Repeat every line of the material, character for character.

* Recorded data
========================
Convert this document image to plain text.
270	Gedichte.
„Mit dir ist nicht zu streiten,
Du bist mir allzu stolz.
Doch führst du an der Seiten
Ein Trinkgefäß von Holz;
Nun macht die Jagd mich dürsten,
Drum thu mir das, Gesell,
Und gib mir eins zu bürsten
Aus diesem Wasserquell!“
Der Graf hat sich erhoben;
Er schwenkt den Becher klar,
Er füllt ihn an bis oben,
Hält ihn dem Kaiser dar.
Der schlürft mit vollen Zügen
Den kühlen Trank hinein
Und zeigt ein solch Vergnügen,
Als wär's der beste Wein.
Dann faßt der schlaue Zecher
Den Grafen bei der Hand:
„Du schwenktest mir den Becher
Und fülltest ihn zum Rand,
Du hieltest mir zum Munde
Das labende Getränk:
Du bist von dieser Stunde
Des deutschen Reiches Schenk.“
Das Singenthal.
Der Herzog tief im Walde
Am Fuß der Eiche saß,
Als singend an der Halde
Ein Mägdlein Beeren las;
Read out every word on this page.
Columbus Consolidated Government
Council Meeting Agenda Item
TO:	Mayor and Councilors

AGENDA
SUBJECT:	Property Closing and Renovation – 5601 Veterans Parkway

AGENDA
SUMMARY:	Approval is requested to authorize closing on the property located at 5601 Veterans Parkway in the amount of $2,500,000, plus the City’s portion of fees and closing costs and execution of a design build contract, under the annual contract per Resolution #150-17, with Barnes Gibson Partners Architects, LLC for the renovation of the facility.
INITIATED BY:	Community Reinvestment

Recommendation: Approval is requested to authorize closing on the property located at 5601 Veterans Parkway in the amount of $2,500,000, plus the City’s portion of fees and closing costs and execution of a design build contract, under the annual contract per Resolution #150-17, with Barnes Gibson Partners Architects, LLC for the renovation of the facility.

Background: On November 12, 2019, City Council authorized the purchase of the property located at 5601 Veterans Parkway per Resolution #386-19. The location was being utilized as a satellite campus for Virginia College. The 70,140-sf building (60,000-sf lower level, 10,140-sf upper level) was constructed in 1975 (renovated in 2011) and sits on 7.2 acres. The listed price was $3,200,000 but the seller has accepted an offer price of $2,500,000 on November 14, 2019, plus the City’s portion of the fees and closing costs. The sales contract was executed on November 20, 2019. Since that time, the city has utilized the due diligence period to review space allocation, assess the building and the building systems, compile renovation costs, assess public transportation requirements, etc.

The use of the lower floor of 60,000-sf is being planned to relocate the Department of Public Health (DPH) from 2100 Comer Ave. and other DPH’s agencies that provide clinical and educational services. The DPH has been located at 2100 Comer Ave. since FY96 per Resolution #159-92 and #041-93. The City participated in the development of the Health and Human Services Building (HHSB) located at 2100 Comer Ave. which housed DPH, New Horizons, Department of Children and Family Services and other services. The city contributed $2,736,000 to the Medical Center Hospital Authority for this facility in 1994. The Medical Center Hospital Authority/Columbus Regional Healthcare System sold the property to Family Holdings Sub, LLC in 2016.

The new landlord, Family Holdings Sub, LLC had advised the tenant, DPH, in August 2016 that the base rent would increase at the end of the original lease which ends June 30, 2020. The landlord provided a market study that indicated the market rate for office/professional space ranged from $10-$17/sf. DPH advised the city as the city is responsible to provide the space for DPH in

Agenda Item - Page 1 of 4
========================
* Solution for this task
Convert this document image to plain text.
270	Gedichte.
„Mit dir ist nicht zu streiten,
Du bist mir allzu stolz.
Doch führst du an der Seiten
Ein Trinkgefäß von Holz;
Nun macht die Jagd mich dürsten,
Drum thu mir das, Gesell,
Und gib mir eins zu bürsten
Aus diesem Wasserquell!“
Der Graf hat sich erhoben;
Er schwenkt den Becher klar,
Er füllt ihn an bis oben,
Hält ihn dem Kaiser dar.
Der schlürft mit vollen Zügen
Den kühlen Trank hinein
Und zeigt ein solch Vergnügen,
Als wär's der beste Wein.
Dann faßt der schlaue Zecher
Den Grafen bei der Hand:
„Du schwenktest mir den Becher
Und fülltest ihn zum Rand,
Du hieltest mir zum Munde
Das labende Getränk:
Du bist von dieser Stunde
Des deutschen Reiches Schenk.“
Das Singenthal.
Der Herzog tief im Walde
Am Fuß der Eiche saß,
Als singend an der Halde
Ein Mägdlein Beeren las;
Read out every word on this page.
Columbus Consolidated Government
Council Meeting Agenda Item
TO:	Mayor and Councilors

AGENDA
SUBJECT:	Property Closing and Renovation – 5601 Veterans Parkway

AGENDA
SUMMARY:	Approval is requested to authorize closing on the property located at 5601 Veterans Parkway in the amount of $2,500,000, plus the City’s portion of fees and closing costs and execution of a design build contract, under the annual contract per Resolution #150-17, with Barnes Gibson Partners Architects, LLC for the renovation of the facility.
INITIATED BY:	Community Reinvestment

Recommendation: Approval is requested to authorize closing on the property located at 5601 Veterans Parkway in the amount of $2,500,000, plus the City’s portion of fees and closing costs and execution of a design build contract, under the annual contract per Resolution #150-17, with Barnes Gibson Partners Architects, LLC for the renovation of the facility.

Background: On November 12, 2019, City Council authorized the purchase of the property located at 5601 Veterans Parkway per Resolution #386-19. The location was being utilized as a satellite campus for Virginia College. The 70,140-sf building (60,000-sf lower level, 10,140-sf upper level) was constructed in 1975 (renovated in 2011) and sits on 7.2 acres. The listed price was $3,200,000 but the seller has accepted an offer price of $2,500,000 on November 14, 2019, plus the City’s portion of the fees and closing costs. The sales contract was executed on November 20, 2019. Since that time, the city has utilized the due diligence period to review space allocation, assess the building and the building systems, compile renovation costs, assess public transportation requirements, etc.

The use of the lower floor of 60,000-sf is being planned to relocate the Department of Public Health (DPH) from 2100 Comer Ave. and other DPH’s agencies that provide clinical and educational services. The DPH has been located at 2100 Comer Ave. since FY96 per Resolution #159-92 and #041-93. The City participated in the development of the Health and Human Services Building (HHSB) located at 2100 Comer Ave. which housed DPH, New Horizons, Department of Children and Family Services and other services. The city contributed $2,736,000 to the Medical Center Hospital Authority for this facility in 1994. The Medical Center Hospital Authority/Columbus Regional Healthcare System sold the property to Family Holdings Sub, LLC in 2016.

The new landlord, Family Holdings Sub, LLC had advised the tenant, DPH, in August 2016 that the base rent would increase at the end of the original lease which ends June 30, 2020. The landlord provided a market study that indicated the market rate for office/professional space ranged from $10-$17/sf. DPH advised the city as the city is responsible to provide the space for DPH in

Agenda Item - Page 1 of 4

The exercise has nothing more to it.